## Record set

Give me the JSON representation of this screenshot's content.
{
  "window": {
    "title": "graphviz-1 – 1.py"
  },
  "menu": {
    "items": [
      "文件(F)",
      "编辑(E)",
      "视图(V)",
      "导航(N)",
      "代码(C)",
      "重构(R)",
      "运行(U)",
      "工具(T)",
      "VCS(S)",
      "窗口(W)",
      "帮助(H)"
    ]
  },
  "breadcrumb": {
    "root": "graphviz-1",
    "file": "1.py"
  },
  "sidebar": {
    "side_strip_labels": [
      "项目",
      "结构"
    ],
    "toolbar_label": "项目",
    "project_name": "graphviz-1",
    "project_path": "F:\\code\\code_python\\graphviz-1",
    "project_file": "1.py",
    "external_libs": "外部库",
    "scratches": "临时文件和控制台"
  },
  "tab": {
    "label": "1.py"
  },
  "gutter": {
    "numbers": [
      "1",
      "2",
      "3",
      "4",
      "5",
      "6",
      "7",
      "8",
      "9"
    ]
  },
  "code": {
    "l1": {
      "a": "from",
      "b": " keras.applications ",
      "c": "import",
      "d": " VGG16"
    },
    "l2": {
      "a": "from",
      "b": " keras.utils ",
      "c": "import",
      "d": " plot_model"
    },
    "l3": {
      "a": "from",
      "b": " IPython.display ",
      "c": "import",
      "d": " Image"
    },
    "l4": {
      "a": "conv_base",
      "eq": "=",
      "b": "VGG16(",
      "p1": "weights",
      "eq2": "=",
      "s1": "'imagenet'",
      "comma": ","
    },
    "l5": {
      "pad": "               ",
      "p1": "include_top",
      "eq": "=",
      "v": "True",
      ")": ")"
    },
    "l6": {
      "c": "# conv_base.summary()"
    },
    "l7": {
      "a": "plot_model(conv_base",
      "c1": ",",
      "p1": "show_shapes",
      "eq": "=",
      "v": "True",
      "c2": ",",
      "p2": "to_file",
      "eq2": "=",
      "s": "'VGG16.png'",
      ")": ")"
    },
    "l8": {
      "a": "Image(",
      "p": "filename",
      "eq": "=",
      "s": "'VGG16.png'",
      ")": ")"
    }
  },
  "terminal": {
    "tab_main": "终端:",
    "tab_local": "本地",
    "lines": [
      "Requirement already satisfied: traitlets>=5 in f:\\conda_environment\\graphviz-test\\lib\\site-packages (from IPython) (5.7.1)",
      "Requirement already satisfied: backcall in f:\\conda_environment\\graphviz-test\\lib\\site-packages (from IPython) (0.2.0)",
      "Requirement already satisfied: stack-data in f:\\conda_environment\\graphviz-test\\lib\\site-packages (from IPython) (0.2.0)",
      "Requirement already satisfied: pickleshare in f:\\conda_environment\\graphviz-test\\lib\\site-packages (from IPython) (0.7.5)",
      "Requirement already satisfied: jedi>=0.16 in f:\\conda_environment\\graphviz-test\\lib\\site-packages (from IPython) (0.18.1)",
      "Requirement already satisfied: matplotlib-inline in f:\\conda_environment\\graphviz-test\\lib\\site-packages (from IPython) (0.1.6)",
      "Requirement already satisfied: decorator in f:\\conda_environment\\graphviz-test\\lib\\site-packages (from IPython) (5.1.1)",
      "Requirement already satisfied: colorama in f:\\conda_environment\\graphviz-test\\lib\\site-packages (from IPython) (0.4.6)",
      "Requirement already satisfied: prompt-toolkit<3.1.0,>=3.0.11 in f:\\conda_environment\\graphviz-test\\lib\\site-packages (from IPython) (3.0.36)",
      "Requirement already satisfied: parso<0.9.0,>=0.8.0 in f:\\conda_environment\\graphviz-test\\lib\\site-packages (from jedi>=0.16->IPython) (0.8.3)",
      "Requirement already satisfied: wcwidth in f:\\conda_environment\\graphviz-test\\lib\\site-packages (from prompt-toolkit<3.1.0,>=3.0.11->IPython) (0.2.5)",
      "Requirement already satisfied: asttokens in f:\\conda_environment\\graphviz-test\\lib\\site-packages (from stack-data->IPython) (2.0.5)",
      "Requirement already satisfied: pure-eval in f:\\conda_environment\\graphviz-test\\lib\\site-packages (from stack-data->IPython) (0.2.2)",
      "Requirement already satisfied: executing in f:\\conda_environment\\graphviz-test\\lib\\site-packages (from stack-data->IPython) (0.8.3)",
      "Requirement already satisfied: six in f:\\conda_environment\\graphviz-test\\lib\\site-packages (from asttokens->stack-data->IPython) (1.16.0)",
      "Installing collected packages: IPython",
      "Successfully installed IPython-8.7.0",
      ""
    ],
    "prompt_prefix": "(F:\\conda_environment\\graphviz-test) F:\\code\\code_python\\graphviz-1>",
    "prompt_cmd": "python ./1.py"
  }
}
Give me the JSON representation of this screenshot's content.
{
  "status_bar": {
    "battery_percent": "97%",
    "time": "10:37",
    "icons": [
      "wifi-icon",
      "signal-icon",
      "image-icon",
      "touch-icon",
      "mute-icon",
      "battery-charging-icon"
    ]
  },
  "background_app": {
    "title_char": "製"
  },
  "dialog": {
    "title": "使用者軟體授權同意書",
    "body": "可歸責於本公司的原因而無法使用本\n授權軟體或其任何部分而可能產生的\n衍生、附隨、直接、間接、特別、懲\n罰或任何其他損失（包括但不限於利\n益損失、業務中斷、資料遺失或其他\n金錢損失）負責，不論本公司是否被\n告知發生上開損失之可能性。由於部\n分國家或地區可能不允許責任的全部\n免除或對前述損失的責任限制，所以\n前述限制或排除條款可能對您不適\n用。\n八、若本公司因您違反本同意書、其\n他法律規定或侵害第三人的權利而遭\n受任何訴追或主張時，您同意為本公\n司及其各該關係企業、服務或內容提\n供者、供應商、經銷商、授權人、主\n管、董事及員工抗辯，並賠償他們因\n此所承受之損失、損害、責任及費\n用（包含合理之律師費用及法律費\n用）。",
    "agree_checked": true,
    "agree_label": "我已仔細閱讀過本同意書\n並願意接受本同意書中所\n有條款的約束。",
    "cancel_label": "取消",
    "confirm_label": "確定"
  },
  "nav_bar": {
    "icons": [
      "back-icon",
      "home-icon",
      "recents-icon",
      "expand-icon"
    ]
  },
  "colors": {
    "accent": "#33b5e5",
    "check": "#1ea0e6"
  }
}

## Exercise
Read through the entries and copy each line in which "toolkit" appears.

## Solution to the exercise
      "Requirement already satisfied: prompt-toolkit<3.1.0,>=3.0.11 in f:\\conda_environment\\graphviz-test\\lib\\site-packages (from IPython) (3.0.36)",
      "Requirement already satisfied: wcwidth in f:\\conda_environment\\graphviz-test\\lib\\site-packages (from prompt-toolkit<3.1.0,>=3.0.11->IPython) (0.2.5)",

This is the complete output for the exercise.